Security personnel monitored foreign journalists closely, and locals were reluctant to speak, fearing reprisals. At night, rocket fire and airstrikes battered nearby villages held by resistance forces, underscoring the brutality of a conflict that has already claimed more than 80,000 lives, according to independent monitors.

The military, branded one of the world’s deadliest regimes, is attempting to rehabilitate its image. Contracts signed with US-based PR firms last year were aimed at easing sanctions and presenting Myanmar as ready to rejoin the international fold. The election is central to that narrative. Officials claimed over 50 per cent turnout in the first phase of voting, calling it a “source of pride”.

Yet at polling stations in Mandalay, turnout was visibly lower than in past elections, when enthusiasm once drew crowds before dawn. On 28 December, only a trickle of voters arrived. Many admitted privately that they were voting out of fear, not conviction.

That fear is tied to the junta’s enforcement of conscription laws since 2024. Men aged 18 to 35 and women aged 18 to 27 face mandatory service, with specialists required to serve longer. Residents told reporters that unless families pay off officers, young people are forced into the military and sent to conflict zones.

# # # # # # #

[Exercise tasks]
1 - Quote the opening sentence of each paragraph in the excerpt on Myanmar's election.
2 - Reproduce the excerpt on Myanmar's election from "Security personnel monitored" up to and including "to independent monitors.", replacing "journalists" with "correspondents".

[Given material]
# # # # # # #

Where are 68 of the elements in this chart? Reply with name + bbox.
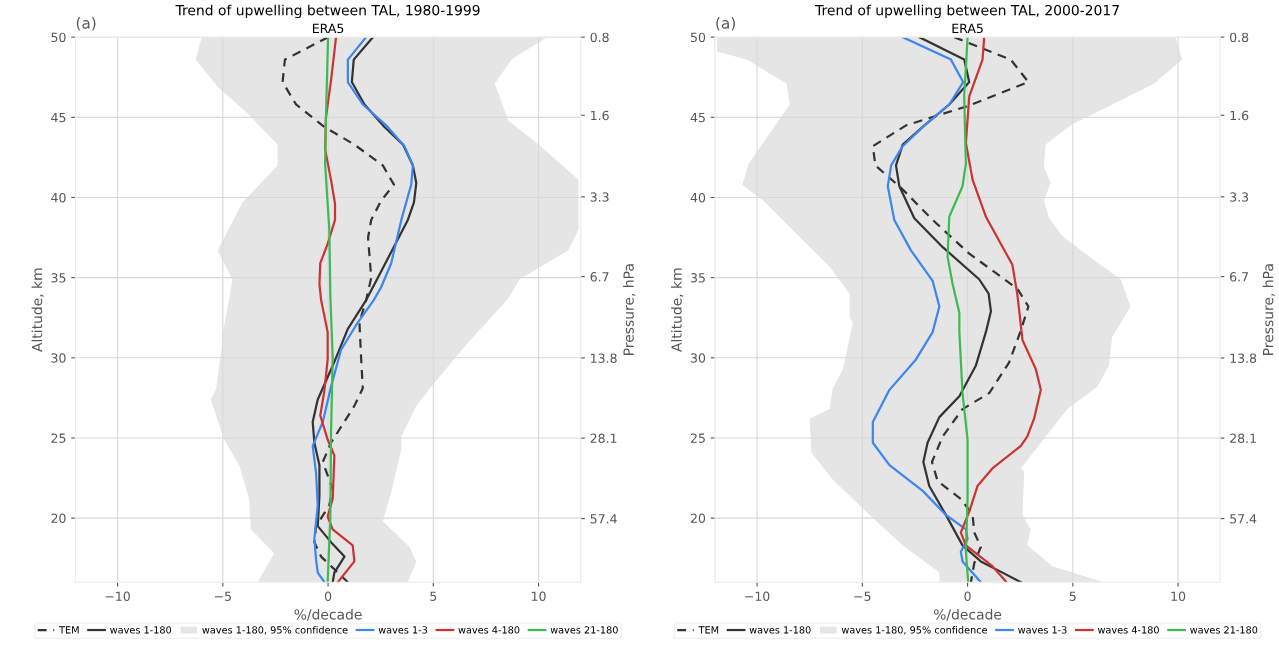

# # # # # # #

[Responses]
1 -
1. "Security personnel monitored foreign journalists closely, and locals were reluctant to speak, fearing reprisals."
2. "The military, branded one of the world's deadliest regimes, is attempting to rehabilitate its image."
3. "Yet at polling stations in Mandalay, turnout was visibly lower than in past elections, when enthusiasm once drew crowds before dawn."
4. "That fear is tied to the junta's enforcement of conscription laws since 2024."

2 -
Security personnel monitored foreign correspondents closely, and locals were reluctant to speak, fearing reprisals. At night, rocket fire and airstrikes battered nearby villages held by resistance forces, underscoring the brutality of a conflict that has already claimed more than 80,000 lives, according to independent monitors.